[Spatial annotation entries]

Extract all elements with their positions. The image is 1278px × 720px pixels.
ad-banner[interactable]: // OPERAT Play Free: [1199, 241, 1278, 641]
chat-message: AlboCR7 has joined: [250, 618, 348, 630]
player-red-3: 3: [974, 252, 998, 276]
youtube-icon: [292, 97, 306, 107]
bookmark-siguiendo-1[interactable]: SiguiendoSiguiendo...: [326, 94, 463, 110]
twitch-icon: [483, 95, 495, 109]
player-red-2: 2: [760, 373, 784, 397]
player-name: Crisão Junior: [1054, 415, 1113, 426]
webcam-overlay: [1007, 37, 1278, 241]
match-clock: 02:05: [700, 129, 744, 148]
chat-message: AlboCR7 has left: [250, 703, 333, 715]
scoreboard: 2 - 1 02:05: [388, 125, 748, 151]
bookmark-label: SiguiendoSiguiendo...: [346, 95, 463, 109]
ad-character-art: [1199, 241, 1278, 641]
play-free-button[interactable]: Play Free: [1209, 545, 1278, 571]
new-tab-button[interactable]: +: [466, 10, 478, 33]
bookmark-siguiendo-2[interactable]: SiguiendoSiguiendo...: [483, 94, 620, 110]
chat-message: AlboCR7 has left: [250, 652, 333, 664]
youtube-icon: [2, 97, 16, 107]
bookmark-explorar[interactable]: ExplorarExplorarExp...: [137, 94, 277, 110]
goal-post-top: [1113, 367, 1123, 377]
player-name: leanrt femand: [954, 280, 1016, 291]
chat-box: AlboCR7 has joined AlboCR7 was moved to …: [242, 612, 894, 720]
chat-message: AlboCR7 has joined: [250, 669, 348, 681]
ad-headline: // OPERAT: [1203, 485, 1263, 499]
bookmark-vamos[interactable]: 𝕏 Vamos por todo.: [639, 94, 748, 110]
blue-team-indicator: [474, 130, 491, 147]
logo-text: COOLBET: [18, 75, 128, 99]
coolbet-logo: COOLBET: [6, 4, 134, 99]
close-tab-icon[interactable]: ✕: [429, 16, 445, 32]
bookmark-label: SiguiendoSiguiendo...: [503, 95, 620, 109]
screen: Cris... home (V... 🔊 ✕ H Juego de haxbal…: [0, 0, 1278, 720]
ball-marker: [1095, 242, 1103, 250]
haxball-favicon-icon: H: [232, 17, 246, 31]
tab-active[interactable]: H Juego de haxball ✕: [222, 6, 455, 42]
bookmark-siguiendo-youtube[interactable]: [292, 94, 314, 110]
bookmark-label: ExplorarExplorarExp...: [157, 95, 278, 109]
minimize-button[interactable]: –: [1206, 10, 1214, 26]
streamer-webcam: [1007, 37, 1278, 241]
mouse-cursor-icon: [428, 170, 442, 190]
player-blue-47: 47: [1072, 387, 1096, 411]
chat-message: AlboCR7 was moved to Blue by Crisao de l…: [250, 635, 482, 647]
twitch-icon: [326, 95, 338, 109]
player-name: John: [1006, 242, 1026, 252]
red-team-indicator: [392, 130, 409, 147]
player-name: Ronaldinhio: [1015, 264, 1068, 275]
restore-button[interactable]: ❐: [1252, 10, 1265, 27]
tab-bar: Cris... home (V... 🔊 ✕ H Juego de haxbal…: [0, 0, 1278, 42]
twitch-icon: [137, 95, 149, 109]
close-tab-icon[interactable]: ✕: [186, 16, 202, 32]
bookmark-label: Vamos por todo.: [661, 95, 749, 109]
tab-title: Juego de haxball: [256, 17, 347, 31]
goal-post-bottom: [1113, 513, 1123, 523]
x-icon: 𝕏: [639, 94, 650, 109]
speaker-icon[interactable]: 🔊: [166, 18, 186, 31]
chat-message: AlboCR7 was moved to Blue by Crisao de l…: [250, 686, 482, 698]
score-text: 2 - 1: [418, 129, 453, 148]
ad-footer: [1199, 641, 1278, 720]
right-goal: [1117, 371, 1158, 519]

Task statement ▸
Can you edit the entries from the first one through the line containing "new-tab-button[interactable]: +: [466, 10, 478, 33]", changing "match-clock" to "game-timer" and keeping everything else the same?

Reply to the task ▸
Extract all elements with their positions. The image is 1278px × 720px pixels.
ad-banner[interactable]: // OPERAT Play Free: [1199, 241, 1278, 641]
chat-message: AlboCR7 has joined: [250, 618, 348, 630]
player-red-3: 3: [974, 252, 998, 276]
youtube-icon: [292, 97, 306, 107]
bookmark-siguiendo-1[interactable]: SiguiendoSiguiendo...: [326, 94, 463, 110]
twitch-icon: [483, 95, 495, 109]
player-red-2: 2: [760, 373, 784, 397]
player-name: Crisão Junior: [1054, 415, 1113, 426]
webcam-overlay: [1007, 37, 1278, 241]
game-timer: 02:05: [700, 129, 744, 148]
chat-message: AlboCR7 has left: [250, 703, 333, 715]
scoreboard: 2 - 1 02:05: [388, 125, 748, 151]
bookmark-label: SiguiendoSiguiendo...: [346, 95, 463, 109]
ad-character-art: [1199, 241, 1278, 641]
play-free-button[interactable]: Play Free: [1209, 545, 1278, 571]
new-tab-button[interactable]: +: [466, 10, 478, 33]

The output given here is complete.